Restate every line of the material, word for word.

--- BEGIN Dataset content ---

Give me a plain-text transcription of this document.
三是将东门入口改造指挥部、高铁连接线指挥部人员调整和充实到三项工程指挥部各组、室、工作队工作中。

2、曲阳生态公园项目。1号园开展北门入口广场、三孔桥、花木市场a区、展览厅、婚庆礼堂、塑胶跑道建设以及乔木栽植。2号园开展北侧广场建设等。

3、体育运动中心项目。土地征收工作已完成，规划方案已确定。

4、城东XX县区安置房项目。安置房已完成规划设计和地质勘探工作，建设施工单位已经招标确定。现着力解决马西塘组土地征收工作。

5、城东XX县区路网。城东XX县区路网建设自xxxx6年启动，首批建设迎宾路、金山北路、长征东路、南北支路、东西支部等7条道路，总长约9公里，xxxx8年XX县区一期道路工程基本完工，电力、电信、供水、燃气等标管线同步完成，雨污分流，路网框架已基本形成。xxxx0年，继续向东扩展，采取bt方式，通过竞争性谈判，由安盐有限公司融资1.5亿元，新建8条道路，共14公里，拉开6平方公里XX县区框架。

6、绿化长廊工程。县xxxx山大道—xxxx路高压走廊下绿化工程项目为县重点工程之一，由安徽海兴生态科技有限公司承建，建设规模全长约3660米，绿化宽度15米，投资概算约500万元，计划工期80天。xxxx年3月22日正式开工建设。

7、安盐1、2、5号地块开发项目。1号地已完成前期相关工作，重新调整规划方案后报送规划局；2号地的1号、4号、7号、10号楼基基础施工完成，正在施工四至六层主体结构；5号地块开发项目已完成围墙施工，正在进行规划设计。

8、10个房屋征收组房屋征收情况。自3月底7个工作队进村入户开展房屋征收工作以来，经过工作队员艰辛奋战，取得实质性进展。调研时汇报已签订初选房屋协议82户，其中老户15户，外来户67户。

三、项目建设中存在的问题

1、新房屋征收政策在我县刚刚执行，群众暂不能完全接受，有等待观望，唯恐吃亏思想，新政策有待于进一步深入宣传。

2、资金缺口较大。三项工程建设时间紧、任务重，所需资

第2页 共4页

--- END Dataset content ---

- _Worked answer_
Give me a plain-text transcription of this document.
三是将东门入口改造指挥部、高铁连接线指挥部人员调整和充实到三项工程指挥部各组、室、工作队工作中。

2、曲阳生态公园项目。1号园开展北门入口广场、三孔桥、花木市场a区、展览厅、婚庆礼堂、塑胶跑道建设以及乔木栽植。2号园开展北侧广场建设等。

3、体育运动中心项目。土地征收工作已完成，规划方案已确定。

4、城东XX县区安置房项目。安置房已完成规划设计和地质勘探工作，建设施工单位已经招标确定。现着力解决马西塘组土地征收工作。

5、城东XX县区路网。城东XX县区路网建设自xxxx6年启动，首批建设迎宾路、金山北路、长征东路、南北支路、东西支部等7条道路，总长约9公里，xxxx8年XX县区一期道路工程基本完工，电力、电信、供水、燃气等标管线同步完成，雨污分流，路网框架已基本形成。xxxx0年，继续向东扩展，采取bt方式，通过竞争性谈判，由安盐有限公司融资1.5亿元，新建8条道路，共14公里，拉开6平方公里XX县区框架。

6、绿化长廊工程。县xxxx山大道—xxxx路高压走廊下绿化工程项目为县重点工程之一，由安徽海兴生态科技有限公司承建，建设规模全长约3660米，绿化宽度15米，投资概算约500万元，计划工期80天。xxxx年3月22日正式开工建设。

7、安盐1、2、5号地块开发项目。1号地已完成前期相关工作，重新调整规划方案后报送规划局；2号地的1号、4号、7号、10号楼基基础施工完成，正在施工四至六层主体结构；5号地块开发项目已完成围墙施工，正在进行规划设计。

8、10个房屋征收组房屋征收情况。自3月底7个工作队进村入户开展房屋征收工作以来，经过工作队员艰辛奋战，取得实质性进展。调研时汇报已签订初选房屋协议82户，其中老户15户，外来户67户。

三、项目建设中存在的问题

1、新房屋征收政策在我县刚刚执行，群众暂不能完全接受，有等待观望，唯恐吃亏思想，新政策有待于进一步深入宣传。

2、资金缺口较大。三项工程建设时间紧、任务重，所需资

第2页 共4页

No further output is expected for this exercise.